Stored data
· · · · ·
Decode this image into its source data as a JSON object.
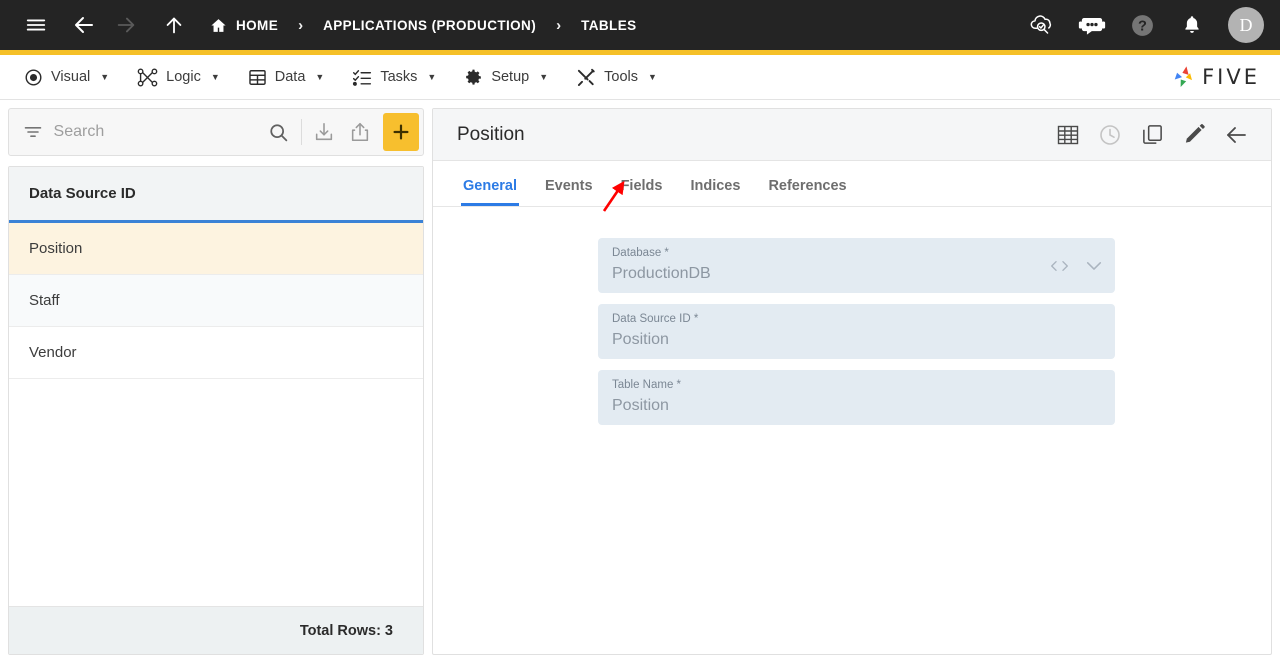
{
  "topbar": {
    "menu_icon": "hamburger-icon",
    "back_icon": "arrow-left-icon",
    "forward_icon": "arrow-right-icon",
    "up_icon": "arrow-up-icon",
    "breadcrumb": [
      {
        "label": "HOME",
        "icon": "home-icon"
      },
      {
        "label": "APPLICATIONS (PRODUCTION)",
        "icon": ""
      },
      {
        "label": "TABLES",
        "icon": ""
      }
    ],
    "separator": "›",
    "actions": [
      {
        "name": "cloud-check-search-icon"
      },
      {
        "name": "robot-chat-icon"
      },
      {
        "name": "help-icon"
      },
      {
        "name": "bell-icon"
      }
    ],
    "avatar_initial": "D",
    "accent_color": "#f5c028"
  },
  "menubar": {
    "items": [
      {
        "label": "Visual",
        "icon": "eye-icon",
        "caret": "▼"
      },
      {
        "label": "Logic",
        "icon": "logic-nodes-icon",
        "caret": "▼"
      },
      {
        "label": "Data",
        "icon": "grid-table-icon",
        "caret": "▼"
      },
      {
        "label": "Tasks",
        "icon": "checklist-icon",
        "caret": "▼"
      },
      {
        "label": "Setup",
        "icon": "gear-icon",
        "caret": "▼"
      },
      {
        "label": "Tools",
        "icon": "tools-icon",
        "caret": "▼"
      }
    ],
    "logo_text": "FIVE",
    "logo_colors": [
      "#ea4335",
      "#fbbc04",
      "#34a853",
      "#4285f4"
    ]
  },
  "left_panel": {
    "search": {
      "placeholder": "Search",
      "value": "",
      "filter_icon": "filter-icon",
      "search_icon": "search-icon",
      "import_icon": "import-download-icon",
      "export_icon": "export-share-icon",
      "add_label": "+",
      "add_color": "#f7bf2e"
    },
    "grid": {
      "columns": [
        "Data Source ID"
      ],
      "rows": [
        {
          "data_source_id": "Position",
          "selected": true
        },
        {
          "data_source_id": "Staff",
          "selected": false
        },
        {
          "data_source_id": "Vendor",
          "selected": false
        }
      ],
      "footer": "Total Rows: 3",
      "header_underline_color": "#3b82d6",
      "selected_row_color": "#fdf3e0"
    }
  },
  "right_panel": {
    "title": "Position",
    "actions": [
      {
        "name": "table-grid-icon",
        "disabled": false
      },
      {
        "name": "clock-history-icon",
        "disabled": true
      },
      {
        "name": "copy-icon",
        "disabled": false
      },
      {
        "name": "edit-pencil-icon",
        "disabled": false
      },
      {
        "name": "back-arrow-icon",
        "disabled": false
      }
    ],
    "tabs": [
      {
        "label": "General",
        "active": true
      },
      {
        "label": "Events",
        "active": false
      },
      {
        "label": "Fields",
        "active": false
      },
      {
        "label": "Indices",
        "active": false
      },
      {
        "label": "References",
        "active": false
      }
    ],
    "active_tab_color": "#2c7be5",
    "fields": [
      {
        "label": "Database *",
        "value": "ProductionDB",
        "icons": [
          "code-brackets-icon",
          "chevron-down-icon"
        ]
      },
      {
        "label": "Data Source ID *",
        "value": "Position",
        "icons": []
      },
      {
        "label": "Table Name *",
        "value": "Position",
        "icons": []
      }
    ]
  },
  "annotation": {
    "arrow_color": "#ff0000",
    "points_to": "Fields"
  }
}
· · · · ·
▸ WHAT IS NEEDED: Gather and copy every line of the data in which the string "value" is found.

▸ WRITTEN SOLUTION:
      "value": "",
        "value": "ProductionDB",
        "value": "Position",
        "value": "Position",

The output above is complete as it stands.